- GIVEN RECORDS
+--

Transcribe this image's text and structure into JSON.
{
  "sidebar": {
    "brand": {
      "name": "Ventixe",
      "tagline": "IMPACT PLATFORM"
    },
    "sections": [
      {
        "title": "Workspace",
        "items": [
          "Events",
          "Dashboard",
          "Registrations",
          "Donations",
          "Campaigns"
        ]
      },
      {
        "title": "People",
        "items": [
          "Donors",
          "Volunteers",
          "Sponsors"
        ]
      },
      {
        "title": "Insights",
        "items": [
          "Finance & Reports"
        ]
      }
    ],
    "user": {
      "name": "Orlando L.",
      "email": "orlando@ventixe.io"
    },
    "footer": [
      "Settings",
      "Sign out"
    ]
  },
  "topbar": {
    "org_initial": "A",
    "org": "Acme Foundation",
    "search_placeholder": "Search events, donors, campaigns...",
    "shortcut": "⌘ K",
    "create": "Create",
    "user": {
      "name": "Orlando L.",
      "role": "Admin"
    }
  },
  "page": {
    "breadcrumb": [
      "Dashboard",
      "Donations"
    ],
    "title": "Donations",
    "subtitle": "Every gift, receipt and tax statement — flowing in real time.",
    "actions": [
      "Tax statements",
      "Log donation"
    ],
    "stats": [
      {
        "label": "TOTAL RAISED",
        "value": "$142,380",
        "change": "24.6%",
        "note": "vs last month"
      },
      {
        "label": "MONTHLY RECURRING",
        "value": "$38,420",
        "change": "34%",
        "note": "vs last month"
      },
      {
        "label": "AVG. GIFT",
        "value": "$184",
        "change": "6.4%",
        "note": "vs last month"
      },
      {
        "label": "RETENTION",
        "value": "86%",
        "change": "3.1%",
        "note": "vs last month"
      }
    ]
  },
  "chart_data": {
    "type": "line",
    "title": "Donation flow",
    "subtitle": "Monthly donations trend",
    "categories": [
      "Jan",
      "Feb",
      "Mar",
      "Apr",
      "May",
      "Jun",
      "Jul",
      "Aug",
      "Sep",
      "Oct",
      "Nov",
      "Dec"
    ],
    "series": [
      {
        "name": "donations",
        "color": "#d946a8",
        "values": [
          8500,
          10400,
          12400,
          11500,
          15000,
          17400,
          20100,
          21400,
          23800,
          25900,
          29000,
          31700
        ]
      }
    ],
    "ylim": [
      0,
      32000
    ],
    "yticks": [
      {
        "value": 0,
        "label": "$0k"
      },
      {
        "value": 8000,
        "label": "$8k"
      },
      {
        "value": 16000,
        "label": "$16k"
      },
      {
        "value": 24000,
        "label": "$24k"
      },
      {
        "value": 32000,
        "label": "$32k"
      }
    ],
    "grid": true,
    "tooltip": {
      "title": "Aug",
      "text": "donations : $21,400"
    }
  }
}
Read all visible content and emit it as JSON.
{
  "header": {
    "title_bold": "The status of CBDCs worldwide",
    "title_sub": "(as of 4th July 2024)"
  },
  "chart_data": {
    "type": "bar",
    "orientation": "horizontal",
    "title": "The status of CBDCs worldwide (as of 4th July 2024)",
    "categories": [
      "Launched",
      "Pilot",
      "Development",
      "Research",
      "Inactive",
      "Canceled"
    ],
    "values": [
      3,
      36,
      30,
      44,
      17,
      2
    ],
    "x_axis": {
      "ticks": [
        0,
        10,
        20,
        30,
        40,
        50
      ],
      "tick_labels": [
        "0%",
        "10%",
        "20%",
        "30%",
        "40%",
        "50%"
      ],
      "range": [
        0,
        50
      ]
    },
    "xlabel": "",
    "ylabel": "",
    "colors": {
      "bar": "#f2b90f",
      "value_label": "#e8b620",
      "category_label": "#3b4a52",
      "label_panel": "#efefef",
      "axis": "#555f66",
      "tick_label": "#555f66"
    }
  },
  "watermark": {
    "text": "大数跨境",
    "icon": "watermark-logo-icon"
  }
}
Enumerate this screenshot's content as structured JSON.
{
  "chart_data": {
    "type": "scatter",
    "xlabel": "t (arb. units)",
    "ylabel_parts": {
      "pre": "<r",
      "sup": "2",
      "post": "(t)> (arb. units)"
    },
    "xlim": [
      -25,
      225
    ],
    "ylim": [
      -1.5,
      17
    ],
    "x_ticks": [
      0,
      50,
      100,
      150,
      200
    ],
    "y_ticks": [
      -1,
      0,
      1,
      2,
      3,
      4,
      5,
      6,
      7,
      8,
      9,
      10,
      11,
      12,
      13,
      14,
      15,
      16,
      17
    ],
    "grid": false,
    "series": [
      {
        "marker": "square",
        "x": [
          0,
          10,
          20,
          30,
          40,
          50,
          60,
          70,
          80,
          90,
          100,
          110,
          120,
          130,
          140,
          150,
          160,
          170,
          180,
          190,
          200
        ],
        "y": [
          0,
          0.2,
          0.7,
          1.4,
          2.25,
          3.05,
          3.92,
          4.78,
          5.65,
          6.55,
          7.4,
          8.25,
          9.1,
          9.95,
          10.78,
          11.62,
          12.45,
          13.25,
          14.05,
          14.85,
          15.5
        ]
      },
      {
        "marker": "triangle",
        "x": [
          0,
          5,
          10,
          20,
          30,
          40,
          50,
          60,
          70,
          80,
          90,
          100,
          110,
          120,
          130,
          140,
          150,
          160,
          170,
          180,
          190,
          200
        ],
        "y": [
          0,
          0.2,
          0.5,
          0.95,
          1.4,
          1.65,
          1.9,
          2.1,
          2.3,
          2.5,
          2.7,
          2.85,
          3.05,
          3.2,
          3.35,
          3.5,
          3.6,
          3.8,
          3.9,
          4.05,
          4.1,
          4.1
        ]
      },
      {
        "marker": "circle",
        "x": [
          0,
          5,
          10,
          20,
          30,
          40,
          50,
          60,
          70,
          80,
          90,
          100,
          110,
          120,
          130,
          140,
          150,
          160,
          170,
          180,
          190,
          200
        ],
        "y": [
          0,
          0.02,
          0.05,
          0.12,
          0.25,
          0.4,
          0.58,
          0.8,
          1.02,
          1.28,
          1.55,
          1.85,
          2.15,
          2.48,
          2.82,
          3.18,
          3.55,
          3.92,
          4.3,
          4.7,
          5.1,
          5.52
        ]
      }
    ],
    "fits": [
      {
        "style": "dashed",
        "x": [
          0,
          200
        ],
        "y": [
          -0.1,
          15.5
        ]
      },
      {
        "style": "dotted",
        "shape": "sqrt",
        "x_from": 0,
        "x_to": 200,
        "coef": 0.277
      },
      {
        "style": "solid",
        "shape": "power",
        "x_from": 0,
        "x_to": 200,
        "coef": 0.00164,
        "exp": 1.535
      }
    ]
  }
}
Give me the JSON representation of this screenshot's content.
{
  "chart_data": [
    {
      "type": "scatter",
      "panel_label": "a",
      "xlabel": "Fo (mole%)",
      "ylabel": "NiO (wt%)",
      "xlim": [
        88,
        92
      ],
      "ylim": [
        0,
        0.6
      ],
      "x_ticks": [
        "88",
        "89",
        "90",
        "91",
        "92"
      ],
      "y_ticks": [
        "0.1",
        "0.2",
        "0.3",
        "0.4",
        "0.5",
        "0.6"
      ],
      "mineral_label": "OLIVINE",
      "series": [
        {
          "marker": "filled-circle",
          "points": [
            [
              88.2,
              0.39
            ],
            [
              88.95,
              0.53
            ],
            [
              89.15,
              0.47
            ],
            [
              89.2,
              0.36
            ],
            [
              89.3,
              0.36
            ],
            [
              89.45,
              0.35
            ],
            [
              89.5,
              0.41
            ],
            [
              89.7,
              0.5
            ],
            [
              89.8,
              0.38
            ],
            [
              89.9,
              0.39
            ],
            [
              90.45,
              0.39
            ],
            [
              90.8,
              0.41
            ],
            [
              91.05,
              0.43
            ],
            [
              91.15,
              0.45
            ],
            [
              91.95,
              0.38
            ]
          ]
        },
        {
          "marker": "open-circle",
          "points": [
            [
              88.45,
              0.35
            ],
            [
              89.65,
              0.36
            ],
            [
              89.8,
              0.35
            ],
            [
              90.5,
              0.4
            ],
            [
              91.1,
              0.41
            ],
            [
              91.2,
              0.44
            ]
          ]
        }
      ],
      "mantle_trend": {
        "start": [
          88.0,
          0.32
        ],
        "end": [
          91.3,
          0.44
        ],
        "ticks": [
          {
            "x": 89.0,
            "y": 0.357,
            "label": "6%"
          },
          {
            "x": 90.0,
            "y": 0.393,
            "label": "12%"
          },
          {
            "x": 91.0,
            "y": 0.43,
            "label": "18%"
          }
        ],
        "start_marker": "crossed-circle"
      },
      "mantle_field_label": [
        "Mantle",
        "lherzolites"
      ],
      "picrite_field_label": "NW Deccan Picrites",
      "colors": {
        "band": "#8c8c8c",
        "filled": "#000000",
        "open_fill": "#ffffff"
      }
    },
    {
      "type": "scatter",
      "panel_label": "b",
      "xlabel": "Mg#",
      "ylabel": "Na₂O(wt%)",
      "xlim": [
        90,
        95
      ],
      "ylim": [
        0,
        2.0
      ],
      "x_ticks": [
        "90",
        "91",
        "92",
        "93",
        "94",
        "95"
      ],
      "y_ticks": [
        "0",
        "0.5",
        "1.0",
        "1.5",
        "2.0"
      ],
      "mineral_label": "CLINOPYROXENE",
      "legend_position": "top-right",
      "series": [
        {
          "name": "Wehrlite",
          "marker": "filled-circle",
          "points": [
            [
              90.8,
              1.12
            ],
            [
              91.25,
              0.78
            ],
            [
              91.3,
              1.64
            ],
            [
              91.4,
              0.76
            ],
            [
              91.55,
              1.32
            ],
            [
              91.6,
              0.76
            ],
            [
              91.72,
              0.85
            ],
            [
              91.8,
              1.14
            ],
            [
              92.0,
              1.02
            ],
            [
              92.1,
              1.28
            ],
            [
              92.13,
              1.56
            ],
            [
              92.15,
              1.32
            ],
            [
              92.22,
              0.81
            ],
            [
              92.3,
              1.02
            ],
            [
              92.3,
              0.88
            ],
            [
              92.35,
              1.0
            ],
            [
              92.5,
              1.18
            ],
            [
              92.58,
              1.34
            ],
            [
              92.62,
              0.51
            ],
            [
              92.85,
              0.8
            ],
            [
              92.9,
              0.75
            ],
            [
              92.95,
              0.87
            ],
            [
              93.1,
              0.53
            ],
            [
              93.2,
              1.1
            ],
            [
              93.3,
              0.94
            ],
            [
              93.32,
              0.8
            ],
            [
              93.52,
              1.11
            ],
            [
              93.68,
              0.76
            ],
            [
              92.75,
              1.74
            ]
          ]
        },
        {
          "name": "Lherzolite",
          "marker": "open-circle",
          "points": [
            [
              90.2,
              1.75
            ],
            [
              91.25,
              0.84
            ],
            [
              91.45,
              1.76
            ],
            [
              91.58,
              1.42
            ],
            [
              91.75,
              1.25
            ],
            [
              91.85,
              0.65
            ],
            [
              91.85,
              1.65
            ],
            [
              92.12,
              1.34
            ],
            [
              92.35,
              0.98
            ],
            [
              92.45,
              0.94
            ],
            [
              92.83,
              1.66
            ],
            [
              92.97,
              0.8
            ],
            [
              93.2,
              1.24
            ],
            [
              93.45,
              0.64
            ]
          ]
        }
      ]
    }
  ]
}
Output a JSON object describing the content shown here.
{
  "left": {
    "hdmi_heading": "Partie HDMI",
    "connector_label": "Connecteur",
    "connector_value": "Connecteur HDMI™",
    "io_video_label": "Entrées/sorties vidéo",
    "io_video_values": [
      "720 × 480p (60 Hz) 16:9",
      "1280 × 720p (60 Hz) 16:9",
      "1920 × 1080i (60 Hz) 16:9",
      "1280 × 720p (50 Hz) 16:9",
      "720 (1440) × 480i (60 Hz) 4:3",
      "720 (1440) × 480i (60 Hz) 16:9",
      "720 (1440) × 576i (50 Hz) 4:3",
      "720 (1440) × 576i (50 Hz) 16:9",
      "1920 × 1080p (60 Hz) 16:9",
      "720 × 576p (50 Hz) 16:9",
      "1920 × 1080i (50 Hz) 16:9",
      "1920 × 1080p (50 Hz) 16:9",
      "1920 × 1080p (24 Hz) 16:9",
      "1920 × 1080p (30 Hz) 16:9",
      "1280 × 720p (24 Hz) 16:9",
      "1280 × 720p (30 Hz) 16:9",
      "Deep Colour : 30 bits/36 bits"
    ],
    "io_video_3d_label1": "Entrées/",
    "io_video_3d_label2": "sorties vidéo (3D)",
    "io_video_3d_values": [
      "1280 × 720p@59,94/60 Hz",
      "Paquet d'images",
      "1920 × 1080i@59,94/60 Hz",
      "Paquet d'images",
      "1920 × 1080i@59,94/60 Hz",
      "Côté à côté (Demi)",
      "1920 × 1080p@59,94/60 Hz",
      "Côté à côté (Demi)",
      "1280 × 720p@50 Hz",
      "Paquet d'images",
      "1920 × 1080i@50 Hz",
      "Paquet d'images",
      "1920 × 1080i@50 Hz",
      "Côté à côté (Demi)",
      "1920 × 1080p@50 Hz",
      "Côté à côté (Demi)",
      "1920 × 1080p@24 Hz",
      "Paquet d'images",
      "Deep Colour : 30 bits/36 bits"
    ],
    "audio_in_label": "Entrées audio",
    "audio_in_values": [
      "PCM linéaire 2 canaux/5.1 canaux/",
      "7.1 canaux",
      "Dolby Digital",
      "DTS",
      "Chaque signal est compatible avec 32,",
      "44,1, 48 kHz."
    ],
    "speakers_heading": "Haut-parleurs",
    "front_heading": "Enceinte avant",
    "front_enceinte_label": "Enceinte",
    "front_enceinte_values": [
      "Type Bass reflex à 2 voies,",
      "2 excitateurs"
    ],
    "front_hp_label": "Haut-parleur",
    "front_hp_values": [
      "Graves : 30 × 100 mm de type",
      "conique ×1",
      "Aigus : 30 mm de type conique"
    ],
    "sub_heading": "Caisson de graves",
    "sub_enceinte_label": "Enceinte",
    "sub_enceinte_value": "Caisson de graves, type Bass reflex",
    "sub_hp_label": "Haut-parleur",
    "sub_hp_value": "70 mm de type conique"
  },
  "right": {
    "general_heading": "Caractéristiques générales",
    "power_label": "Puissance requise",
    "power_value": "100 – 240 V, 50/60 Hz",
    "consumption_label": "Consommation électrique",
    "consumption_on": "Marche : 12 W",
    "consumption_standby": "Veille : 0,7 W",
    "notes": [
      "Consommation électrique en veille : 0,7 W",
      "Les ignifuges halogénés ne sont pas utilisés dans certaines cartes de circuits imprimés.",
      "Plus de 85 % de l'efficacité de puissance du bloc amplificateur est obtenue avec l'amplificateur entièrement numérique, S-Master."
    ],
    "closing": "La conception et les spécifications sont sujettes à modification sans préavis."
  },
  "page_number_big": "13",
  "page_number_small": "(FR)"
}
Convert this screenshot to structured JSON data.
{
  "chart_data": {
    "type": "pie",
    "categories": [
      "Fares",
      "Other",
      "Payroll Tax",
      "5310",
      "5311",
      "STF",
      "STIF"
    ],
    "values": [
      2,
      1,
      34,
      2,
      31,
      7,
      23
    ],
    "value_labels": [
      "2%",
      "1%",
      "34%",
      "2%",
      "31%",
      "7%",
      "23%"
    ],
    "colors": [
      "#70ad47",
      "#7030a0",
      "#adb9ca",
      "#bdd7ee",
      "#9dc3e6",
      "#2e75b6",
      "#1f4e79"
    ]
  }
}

+--

- TASK OBJECTIVE
Make a list of all lines in the data that contain "reflex".

- CORRECT RESULT
      "Type Bass reflex à 2 voies,",
    "sub_enceinte_value": "Caisson de graves, type Bass reflex",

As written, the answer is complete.